Stored items:
#####

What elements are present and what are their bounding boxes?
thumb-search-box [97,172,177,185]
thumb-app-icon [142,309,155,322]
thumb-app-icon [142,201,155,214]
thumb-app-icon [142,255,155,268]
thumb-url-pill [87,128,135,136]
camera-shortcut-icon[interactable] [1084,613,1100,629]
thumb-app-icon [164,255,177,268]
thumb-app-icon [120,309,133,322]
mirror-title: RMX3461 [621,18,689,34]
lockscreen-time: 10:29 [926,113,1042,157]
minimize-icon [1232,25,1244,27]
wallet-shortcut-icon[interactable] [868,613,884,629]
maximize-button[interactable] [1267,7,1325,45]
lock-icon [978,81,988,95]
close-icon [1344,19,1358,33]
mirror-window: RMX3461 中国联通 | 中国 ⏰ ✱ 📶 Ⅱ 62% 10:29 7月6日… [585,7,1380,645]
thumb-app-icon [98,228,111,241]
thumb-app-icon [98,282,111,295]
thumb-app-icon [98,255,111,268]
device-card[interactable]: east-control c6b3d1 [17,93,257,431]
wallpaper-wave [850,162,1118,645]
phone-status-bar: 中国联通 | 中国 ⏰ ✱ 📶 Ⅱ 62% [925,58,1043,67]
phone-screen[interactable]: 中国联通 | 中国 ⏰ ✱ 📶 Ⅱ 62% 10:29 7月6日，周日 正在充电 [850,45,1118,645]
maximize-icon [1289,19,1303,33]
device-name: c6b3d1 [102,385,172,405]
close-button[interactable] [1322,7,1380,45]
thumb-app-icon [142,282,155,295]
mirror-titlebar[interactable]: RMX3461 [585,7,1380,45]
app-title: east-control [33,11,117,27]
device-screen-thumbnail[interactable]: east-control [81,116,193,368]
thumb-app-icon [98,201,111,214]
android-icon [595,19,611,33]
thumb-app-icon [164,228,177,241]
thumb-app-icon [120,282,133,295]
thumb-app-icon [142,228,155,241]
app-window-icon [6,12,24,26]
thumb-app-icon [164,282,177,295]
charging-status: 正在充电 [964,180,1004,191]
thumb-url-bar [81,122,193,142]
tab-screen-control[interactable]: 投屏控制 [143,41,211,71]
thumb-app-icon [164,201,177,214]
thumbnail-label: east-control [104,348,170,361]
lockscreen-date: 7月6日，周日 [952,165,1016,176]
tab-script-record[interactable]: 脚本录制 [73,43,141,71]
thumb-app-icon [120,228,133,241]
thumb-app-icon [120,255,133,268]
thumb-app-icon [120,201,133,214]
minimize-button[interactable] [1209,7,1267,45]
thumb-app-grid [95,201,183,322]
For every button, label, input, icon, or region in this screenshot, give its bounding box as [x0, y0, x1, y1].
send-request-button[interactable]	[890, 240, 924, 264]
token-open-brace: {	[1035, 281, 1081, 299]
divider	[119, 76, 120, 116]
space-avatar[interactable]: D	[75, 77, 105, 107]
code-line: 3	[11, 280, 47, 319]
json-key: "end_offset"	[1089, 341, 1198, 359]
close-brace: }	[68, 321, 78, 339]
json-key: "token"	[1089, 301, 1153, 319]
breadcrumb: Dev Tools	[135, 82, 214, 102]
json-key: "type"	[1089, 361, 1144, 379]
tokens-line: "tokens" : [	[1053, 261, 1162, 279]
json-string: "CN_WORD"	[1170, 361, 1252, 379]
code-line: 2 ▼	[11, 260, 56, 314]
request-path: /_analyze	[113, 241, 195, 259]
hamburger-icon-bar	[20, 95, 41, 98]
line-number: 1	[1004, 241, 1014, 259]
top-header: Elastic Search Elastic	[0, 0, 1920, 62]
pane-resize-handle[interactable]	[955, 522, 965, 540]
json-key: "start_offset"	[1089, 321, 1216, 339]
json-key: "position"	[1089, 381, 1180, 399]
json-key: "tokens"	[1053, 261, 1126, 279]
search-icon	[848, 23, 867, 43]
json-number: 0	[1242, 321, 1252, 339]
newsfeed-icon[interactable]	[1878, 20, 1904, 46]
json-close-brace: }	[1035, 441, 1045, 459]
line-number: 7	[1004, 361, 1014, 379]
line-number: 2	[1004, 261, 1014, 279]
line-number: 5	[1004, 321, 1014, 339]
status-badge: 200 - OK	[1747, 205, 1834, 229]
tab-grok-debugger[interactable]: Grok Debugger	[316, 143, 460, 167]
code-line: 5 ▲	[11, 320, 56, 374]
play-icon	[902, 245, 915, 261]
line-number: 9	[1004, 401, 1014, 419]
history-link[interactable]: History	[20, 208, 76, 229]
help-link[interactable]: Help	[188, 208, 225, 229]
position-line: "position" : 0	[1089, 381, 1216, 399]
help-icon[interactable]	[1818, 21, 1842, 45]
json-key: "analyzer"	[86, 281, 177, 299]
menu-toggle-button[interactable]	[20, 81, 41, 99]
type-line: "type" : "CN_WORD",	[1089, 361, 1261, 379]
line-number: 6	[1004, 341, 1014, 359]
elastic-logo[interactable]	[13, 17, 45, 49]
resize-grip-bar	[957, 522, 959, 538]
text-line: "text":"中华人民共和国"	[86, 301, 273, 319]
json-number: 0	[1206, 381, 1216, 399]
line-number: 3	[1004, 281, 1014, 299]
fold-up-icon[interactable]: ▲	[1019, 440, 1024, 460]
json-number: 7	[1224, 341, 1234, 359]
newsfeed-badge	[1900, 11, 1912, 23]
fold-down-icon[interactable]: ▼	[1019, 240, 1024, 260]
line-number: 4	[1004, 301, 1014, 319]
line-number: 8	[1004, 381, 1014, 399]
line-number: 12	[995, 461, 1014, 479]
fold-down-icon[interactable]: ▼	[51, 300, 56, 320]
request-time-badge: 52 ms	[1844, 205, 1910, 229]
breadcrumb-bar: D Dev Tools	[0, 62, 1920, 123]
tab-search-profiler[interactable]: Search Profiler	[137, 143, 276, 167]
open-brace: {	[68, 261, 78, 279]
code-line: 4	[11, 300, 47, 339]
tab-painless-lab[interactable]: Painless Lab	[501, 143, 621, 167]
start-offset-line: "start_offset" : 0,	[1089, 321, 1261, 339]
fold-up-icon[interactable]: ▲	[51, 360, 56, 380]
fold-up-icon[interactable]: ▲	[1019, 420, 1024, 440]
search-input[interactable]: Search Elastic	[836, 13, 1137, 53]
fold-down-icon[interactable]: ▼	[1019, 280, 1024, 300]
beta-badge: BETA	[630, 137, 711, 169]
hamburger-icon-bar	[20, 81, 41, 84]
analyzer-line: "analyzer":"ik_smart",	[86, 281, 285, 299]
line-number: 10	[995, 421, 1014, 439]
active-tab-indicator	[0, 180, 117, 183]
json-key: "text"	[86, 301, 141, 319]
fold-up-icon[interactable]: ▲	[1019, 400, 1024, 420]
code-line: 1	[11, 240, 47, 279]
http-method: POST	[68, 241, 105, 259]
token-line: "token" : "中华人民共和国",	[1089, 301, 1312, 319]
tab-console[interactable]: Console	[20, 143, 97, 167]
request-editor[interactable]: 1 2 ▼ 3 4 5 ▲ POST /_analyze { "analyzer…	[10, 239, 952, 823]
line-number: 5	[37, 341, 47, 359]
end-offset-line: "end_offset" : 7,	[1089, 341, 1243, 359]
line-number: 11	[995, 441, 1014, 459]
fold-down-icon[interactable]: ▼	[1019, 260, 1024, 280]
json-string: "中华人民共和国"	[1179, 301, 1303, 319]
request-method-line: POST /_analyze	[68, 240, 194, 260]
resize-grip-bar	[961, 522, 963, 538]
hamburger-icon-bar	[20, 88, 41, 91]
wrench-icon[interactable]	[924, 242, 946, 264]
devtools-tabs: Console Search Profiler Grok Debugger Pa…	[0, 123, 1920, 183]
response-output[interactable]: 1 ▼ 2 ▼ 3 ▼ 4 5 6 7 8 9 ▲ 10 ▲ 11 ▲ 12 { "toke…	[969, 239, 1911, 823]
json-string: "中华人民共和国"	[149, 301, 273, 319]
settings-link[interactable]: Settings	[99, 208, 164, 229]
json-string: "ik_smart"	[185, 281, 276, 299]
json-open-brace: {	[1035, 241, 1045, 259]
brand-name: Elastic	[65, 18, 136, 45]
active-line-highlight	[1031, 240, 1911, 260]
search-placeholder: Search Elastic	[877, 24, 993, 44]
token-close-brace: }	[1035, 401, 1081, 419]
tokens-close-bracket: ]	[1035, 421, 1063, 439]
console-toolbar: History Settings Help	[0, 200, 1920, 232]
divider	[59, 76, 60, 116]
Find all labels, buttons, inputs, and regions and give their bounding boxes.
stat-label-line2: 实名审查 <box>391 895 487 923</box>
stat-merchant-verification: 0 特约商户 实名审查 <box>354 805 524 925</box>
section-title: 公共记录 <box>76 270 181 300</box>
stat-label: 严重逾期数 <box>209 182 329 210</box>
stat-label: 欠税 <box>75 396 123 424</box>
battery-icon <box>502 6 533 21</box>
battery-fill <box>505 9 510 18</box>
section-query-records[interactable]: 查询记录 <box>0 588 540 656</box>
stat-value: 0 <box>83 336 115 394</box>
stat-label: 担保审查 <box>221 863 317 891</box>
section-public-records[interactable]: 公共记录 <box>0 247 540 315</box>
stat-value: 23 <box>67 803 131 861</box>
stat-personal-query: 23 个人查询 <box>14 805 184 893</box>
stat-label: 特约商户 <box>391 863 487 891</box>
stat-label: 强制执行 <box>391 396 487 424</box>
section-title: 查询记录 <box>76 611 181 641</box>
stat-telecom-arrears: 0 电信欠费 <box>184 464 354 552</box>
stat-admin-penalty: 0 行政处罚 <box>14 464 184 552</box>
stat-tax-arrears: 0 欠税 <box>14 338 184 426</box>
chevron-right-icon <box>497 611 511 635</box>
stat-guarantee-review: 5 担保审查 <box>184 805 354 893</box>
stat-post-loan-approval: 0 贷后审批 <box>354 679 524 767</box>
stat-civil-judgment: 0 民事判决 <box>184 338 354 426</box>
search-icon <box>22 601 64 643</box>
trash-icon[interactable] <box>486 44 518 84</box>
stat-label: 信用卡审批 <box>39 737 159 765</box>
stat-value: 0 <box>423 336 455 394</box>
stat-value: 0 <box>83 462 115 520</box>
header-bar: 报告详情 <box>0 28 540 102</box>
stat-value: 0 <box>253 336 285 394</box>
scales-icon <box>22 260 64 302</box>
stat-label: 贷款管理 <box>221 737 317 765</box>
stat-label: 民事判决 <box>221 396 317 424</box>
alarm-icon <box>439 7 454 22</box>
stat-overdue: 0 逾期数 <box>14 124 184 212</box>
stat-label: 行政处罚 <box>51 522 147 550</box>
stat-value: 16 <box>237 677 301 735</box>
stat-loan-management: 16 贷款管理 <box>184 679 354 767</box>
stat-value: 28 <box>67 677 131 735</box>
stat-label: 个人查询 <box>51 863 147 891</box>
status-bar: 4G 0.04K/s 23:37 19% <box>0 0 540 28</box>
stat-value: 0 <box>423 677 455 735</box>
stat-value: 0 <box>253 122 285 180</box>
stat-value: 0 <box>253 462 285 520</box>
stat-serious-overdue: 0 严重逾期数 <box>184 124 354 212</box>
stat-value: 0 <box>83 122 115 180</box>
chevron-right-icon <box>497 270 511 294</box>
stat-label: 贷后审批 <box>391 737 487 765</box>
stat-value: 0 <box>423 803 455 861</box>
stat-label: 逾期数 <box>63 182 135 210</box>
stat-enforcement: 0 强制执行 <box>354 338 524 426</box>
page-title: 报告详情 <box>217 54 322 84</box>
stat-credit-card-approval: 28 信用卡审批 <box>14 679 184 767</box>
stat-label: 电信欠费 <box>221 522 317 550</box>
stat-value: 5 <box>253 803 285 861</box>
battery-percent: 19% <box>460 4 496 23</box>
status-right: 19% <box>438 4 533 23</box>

#####

* DESCRIPTION OF THE TASK: Copy out verbatim the stretch of the records above, from their start through the line containing "close-icon [1344,19,1358,33]", including that line.

* EXERCISE SOLUTION:
What elements are present and what are their bounding boxes?
thumb-search-box [97,172,177,185]
thumb-app-icon [142,309,155,322]
thumb-app-icon [142,201,155,214]
thumb-app-icon [142,255,155,268]
thumb-url-pill [87,128,135,136]
camera-shortcut-icon[interactable] [1084,613,1100,629]
thumb-app-icon [164,255,177,268]
thumb-app-icon [120,309,133,322]
mirror-title: RMX3461 [621,18,689,34]
lockscreen-time: 10:29 [926,113,1042,157]
minimize-icon [1232,25,1244,27]
wallet-shortcut-icon[interactable] [868,613,884,629]
maximize-button[interactable] [1267,7,1325,45]
lock-icon [978,81,988,95]
close-icon [1344,19,1358,33]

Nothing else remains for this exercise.